* **Do this**
From the listing below, extract every line in which the word "JSON" appears.

Dataset items
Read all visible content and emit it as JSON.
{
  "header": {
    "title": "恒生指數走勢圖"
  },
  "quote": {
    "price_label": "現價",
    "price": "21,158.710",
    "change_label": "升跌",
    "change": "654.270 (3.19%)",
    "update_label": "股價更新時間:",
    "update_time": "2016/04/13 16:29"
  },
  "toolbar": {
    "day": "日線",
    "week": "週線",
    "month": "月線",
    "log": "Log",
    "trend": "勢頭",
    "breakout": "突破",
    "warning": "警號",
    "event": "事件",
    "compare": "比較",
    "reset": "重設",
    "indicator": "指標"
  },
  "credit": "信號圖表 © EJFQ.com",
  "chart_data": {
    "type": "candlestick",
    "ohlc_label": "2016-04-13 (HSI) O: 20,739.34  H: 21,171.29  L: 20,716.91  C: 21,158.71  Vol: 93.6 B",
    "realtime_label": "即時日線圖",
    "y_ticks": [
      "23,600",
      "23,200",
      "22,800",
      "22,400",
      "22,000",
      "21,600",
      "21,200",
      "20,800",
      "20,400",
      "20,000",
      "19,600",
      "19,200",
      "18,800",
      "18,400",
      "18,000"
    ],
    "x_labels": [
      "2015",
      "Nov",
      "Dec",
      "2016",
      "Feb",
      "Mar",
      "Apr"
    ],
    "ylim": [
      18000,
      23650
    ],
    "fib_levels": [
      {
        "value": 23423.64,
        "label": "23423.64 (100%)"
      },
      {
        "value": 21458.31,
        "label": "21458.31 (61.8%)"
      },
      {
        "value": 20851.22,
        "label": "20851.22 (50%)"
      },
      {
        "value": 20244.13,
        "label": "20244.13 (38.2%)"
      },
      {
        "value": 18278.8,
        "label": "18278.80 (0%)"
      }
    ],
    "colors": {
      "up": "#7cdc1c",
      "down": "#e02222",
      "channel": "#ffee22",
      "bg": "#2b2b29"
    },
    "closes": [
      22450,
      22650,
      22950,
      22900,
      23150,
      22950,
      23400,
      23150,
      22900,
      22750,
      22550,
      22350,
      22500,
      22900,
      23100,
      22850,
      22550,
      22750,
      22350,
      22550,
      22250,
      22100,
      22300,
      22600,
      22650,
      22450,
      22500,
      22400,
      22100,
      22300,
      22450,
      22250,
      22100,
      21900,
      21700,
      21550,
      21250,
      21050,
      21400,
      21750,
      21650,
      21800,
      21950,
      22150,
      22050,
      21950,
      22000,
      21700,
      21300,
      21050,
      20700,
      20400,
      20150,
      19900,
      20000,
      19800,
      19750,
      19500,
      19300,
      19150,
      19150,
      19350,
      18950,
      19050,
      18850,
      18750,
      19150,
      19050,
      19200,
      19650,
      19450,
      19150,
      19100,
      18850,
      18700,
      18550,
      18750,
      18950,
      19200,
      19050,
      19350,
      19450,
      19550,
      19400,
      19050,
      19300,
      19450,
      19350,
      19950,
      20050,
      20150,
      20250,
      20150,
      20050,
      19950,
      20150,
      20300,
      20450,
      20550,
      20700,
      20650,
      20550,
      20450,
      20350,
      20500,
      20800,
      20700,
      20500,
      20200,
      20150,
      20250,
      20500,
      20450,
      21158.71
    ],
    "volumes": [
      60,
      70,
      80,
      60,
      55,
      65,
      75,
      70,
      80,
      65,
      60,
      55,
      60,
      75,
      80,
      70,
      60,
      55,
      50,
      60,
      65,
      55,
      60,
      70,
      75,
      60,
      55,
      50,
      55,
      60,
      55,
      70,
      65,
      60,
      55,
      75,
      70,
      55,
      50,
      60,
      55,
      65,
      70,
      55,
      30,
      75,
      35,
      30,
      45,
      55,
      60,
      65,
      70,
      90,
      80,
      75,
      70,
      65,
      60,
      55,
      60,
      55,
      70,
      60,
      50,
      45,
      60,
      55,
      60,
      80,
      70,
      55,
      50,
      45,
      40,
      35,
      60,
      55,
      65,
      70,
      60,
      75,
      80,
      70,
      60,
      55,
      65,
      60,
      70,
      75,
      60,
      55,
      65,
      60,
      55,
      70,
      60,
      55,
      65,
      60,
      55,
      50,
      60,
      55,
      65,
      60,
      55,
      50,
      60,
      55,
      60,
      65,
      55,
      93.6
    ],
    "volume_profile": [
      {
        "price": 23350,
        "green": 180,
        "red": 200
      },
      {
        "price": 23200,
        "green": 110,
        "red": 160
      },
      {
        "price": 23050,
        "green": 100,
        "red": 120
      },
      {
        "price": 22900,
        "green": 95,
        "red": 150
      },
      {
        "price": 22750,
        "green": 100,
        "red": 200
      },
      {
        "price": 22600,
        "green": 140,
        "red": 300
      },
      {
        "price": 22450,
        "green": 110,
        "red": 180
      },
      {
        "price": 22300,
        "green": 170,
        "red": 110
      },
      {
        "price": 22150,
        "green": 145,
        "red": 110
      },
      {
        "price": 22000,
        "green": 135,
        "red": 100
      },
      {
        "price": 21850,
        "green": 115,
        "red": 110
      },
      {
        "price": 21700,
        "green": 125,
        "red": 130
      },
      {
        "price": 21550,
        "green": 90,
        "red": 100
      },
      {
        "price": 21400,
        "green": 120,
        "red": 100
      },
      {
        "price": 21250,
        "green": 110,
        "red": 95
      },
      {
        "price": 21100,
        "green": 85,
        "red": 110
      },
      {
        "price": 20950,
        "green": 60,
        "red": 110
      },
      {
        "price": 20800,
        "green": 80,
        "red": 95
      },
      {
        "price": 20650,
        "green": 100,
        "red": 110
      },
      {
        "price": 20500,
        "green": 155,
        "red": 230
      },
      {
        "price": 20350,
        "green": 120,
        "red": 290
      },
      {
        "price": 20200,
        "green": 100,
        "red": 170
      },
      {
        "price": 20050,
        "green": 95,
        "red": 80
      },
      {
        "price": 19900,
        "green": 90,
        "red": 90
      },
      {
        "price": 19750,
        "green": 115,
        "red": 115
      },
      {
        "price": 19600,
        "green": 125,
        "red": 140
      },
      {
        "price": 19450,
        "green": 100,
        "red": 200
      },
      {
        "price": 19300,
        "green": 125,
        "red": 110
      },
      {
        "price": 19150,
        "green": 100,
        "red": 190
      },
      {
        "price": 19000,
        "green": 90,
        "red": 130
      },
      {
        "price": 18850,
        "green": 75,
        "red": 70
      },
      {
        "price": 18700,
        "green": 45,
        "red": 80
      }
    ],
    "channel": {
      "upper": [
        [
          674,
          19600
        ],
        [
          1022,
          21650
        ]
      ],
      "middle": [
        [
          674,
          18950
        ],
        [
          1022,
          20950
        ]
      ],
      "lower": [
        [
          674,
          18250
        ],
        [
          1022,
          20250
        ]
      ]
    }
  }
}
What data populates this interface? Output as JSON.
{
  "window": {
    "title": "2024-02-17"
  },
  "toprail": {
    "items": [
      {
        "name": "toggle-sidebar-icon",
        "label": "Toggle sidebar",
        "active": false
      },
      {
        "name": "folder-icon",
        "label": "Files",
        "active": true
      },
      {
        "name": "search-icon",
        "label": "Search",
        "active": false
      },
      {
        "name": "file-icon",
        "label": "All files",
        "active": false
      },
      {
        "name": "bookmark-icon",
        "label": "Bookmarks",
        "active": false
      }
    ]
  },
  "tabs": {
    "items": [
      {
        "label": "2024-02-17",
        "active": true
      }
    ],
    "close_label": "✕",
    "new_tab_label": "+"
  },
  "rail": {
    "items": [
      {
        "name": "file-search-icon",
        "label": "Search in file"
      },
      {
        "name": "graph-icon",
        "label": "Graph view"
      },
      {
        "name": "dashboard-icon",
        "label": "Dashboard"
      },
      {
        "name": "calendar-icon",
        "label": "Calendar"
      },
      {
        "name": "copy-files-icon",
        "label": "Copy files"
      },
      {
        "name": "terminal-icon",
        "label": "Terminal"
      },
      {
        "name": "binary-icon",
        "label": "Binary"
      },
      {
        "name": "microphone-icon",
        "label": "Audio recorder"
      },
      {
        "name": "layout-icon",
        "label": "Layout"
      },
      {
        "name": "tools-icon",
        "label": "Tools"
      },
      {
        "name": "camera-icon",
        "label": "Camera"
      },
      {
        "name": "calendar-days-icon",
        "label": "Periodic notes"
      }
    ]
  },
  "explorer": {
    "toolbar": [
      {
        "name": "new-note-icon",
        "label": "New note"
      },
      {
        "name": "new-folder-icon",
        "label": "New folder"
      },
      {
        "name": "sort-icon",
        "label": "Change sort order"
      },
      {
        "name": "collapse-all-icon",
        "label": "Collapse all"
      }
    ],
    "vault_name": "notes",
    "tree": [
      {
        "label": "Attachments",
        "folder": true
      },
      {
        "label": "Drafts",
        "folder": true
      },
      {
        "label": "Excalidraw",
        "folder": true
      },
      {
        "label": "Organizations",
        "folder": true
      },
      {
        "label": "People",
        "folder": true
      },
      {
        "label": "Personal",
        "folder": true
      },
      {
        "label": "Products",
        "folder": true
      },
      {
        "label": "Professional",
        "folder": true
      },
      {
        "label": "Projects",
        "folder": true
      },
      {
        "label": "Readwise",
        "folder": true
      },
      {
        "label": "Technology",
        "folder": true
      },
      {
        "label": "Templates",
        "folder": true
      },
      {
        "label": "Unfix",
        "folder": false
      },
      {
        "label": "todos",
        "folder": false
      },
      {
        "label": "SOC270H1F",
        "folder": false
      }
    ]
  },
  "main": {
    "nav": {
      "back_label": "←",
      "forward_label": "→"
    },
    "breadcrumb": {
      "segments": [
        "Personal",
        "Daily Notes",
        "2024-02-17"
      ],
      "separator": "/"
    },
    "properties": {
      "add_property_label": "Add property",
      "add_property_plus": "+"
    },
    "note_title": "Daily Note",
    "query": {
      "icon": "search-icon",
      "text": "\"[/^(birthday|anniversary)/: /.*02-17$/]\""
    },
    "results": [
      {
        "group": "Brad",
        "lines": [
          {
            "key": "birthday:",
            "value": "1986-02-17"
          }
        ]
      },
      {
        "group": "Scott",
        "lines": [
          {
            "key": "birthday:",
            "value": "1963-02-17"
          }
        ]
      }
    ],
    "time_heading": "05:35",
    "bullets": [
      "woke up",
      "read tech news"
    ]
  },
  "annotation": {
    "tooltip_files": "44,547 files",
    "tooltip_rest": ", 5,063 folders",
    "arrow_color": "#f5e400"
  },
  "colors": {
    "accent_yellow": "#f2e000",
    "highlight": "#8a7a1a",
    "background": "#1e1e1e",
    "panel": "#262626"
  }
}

* **Solution for this task**
Read all visible content and emit it as JSON.
What data populates this interface? Output as JSON.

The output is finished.